## start DATA

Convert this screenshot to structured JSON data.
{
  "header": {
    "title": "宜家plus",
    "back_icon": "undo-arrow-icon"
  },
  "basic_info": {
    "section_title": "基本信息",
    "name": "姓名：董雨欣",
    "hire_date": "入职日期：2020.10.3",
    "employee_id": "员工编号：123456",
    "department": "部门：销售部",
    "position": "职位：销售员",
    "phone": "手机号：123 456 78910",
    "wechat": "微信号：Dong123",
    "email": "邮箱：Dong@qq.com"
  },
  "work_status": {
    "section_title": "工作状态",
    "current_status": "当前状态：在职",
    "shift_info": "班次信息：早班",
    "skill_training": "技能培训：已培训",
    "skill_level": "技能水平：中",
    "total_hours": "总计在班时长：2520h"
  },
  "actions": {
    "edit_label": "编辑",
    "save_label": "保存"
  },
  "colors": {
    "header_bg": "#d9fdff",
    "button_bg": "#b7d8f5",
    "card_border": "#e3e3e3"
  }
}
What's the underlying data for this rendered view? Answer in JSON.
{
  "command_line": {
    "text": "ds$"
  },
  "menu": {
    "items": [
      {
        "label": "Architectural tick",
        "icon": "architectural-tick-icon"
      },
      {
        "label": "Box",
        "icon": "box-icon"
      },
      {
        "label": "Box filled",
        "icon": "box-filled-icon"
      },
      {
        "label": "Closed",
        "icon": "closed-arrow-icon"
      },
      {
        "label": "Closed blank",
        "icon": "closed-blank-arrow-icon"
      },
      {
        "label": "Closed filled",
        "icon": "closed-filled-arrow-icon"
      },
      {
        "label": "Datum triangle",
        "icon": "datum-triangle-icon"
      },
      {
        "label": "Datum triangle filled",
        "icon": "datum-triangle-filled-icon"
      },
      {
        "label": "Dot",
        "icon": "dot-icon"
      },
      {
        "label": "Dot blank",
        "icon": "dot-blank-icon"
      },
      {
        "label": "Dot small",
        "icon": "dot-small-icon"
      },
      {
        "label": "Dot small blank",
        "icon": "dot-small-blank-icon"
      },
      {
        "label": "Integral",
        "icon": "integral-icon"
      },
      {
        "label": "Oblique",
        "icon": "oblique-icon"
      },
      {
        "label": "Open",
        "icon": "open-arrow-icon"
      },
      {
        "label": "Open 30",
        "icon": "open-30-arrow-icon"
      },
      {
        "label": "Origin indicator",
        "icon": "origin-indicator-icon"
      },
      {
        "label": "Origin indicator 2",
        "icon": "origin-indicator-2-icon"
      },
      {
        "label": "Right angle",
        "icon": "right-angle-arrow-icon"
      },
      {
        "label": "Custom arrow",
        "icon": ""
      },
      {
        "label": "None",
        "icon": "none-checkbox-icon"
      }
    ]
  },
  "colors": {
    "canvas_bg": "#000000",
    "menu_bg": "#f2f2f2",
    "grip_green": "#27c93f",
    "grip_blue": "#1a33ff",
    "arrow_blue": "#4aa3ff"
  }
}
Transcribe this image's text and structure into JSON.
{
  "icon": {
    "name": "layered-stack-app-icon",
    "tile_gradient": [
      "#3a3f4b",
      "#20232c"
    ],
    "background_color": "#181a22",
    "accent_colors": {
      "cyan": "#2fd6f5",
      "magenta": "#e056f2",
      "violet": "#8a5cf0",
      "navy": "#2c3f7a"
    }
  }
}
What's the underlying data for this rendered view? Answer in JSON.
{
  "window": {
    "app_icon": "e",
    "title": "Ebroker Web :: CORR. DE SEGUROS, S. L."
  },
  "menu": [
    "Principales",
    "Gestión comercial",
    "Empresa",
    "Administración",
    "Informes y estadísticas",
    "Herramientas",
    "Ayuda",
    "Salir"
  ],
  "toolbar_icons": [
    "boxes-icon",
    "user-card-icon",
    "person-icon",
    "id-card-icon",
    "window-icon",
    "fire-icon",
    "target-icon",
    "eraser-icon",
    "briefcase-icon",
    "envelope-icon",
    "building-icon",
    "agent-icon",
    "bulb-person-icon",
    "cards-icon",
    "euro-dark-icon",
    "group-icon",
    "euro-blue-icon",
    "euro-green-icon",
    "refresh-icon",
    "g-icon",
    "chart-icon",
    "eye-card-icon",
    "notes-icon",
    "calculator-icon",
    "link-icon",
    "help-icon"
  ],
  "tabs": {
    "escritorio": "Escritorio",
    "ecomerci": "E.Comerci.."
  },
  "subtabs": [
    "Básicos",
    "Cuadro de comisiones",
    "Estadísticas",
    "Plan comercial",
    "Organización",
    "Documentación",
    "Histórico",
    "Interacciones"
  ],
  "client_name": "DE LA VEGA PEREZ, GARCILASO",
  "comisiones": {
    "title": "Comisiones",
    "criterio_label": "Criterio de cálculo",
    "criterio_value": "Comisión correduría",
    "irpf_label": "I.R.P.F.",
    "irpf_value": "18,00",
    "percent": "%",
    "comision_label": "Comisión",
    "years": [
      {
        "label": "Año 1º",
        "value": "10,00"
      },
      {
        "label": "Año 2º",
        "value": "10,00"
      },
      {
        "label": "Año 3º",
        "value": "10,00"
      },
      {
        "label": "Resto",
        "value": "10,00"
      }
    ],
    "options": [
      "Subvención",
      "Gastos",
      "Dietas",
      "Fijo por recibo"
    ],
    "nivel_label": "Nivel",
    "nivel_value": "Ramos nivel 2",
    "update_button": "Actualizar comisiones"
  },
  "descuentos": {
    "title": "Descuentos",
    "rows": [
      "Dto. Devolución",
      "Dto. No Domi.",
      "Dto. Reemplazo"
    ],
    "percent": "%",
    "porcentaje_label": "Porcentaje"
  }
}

## end DATA

YOUR OBJECTIVE:
Return the lines above exactly, keeping every word.

SOLUTION FOR THIS TASK:
Convert this screenshot to structured JSON data.
{
  "header": {
    "title": "宜家plus",
    "back_icon": "undo-arrow-icon"
  },
  "basic_info": {
    "section_title": "基本信息",
    "name": "姓名：董雨欣",
    "hire_date": "入职日期：2020.10.3",
    "employee_id": "员工编号：123456",
    "department": "部门：销售部",
    "position": "职位：销售员",
    "phone": "手机号：123 456 78910",
    "wechat": "微信号：Dong123",
    "email": "邮箱：Dong@qq.com"
  },
  "work_status": {
    "section_title": "工作状态",
    "current_status": "当前状态：在职",
    "shift_info": "班次信息：早班",
    "skill_training": "技能培训：已培训",
    "skill_level": "技能水平：中",
    "total_hours": "总计在班时长：2520h"
  },
  "actions": {
    "edit_label": "编辑",
    "save_label": "保存"
  },
  "colors": {
    "header_bg": "#d9fdff",
    "button_bg": "#b7d8f5",
    "card_border": "#e3e3e3"
  }
}
What's the underlying data for this rendered view? Answer in JSON.
{
  "command_line": {
    "text": "ds$"
  },
  "menu": {
    "items": [
      {
        "label": "Architectural tick",
        "icon": "architectural-tick-icon"
      },
      {
        "label": "Box",
        "icon": "box-icon"
      },
      {
        "label": "Box filled",
        "icon": "box-filled-icon"
      },
      {
        "label": "Closed",
        "icon": "closed-arrow-icon"
      },
      {
        "label": "Closed blank",
        "icon": "closed-blank-arrow-icon"
      },
      {
        "label": "Closed filled",
        "icon": "closed-filled-arrow-icon"
      },
      {
        "label": "Datum triangle",
        "icon": "datum-triangle-icon"
      },
      {
        "label": "Datum triangle filled",
        "icon": "datum-triangle-filled-icon"
      },
      {
        "label": "Dot",
        "icon": "dot-icon"
      },
      {
        "label": "Dot blank",
        "icon": "dot-blank-icon"
      },
      {
        "label": "Dot small",
        "icon": "dot-small-icon"
      },
      {
        "label": "Dot small blank",
        "icon": "dot-small-blank-icon"
      },
      {
        "label": "Integral",
        "icon": "integral-icon"
      },
      {
        "label": "Oblique",
        "icon": "oblique-icon"
      },
      {
        "label": "Open",
        "icon": "open-arrow-icon"
      },
      {
        "label": "Open 30",
        "icon": "open-30-arrow-icon"
      },
      {
        "label": "Origin indicator",
        "icon": "origin-indicator-icon"
      },
      {
        "label": "Origin indicator 2",
        "icon": "origin-indicator-2-icon"
      },
      {
        "label": "Right angle",
        "icon": "right-angle-arrow-icon"
      },
      {
        "label": "Custom arrow",
        "icon": ""
      },
      {
        "label": "None",
        "icon": "none-checkbox-icon"
      }
    ]
  },
  "colors": {
    "canvas_bg": "#000000",
    "menu_bg": "#f2f2f2",
    "grip_green": "#27c93f",
    "grip_blue": "#1a33ff",
    "arrow_blue": "#4aa3ff"
  }
}
Transcribe this image's text and structure into JSON.
{
  "icon": {
    "name": "layered-stack-app-icon",
    "tile_gradient": [
      "#3a3f4b",
      "#20232c"
    ],
    "background_color": "#181a22",
    "accent_colors": {
      "cyan": "#2fd6f5",
      "magenta": "#e056f2",
      "violet": "#8a5cf0",
      "navy": "#2c3f7a"
    }
  }
}
What's the underlying data for this rendered view? Answer in JSON.
{
  "window": {
    "app_icon": "e",
    "title": "Ebroker Web :: CORR. DE SEGUROS, S. L."
  },
  "menu": [
    "Principales",
    "Gestión comercial",
    "Empresa",
    "Administración",
    "Informes y estadísticas",
    "Herramientas",
    "Ayuda",
    "Salir"
  ],
  "toolbar_icons": [
    "boxes-icon",
    "user-card-icon",
    "person-icon",
    "id-card-icon",
    "window-icon",
    "fire-icon",
    "target-icon",
    "eraser-icon",
    "briefcase-icon",
    "envelope-icon",
    "building-icon",
    "agent-icon",
    "bulb-person-icon",
    "cards-icon",
    "euro-dark-icon",
    "group-icon",
    "euro-blue-icon",
    "euro-green-icon",
    "refresh-icon",
    "g-icon",
    "chart-icon",
    "eye-card-icon",
    "notes-icon",
    "calculator-icon",
    "link-icon",
    "help-icon"
  ],
  "tabs": {
    "escritorio": "Escritorio",
    "ecomerci": "E.Comerci.."
  },
  "subtabs": [
    "Básicos",
    "Cuadro de comisiones",
    "Estadísticas",
    "Plan comercial",
    "Organización",
    "Documentación",
    "Histórico",
    "Interacciones"
  ],
  "client_name": "DE LA VEGA PEREZ, GARCILASO",
  "comisiones": {
    "title": "Comisiones",
    "criterio_label": "Criterio de cálculo",
    "criterio_value": "Comisión correduría",
    "irpf_label": "I.R.P.F.",
    "irpf_value": "18,00",
    "percent": "%",
    "comision_label": "Comisión",
    "years": [
      {
        "label": "Año 1º",
        "value": "10,00"
      },
      {
        "label": "Año 2º",
        "value": "10,00"
      },
      {
        "label": "Año 3º",
        "value": "10,00"
      },
      {
        "label": "Resto",
        "value": "10,00"
      }
    ],
    "options": [
      "Subvención",
      "Gastos",
      "Dietas",
      "Fijo por recibo"
    ],
    "nivel_label": "Nivel",
    "nivel_value": "Ramos nivel 2",
    "update_button": "Actualizar comisiones"
  },
  "descuentos": {
    "title": "Descuentos",
    "rows": [
      "Dto. Devolución",
      "Dto. No Domi.",
      "Dto. Reemplazo"
    ],
    "percent": "%",
    "porcentaje_label": "Porcentaje"
  }
}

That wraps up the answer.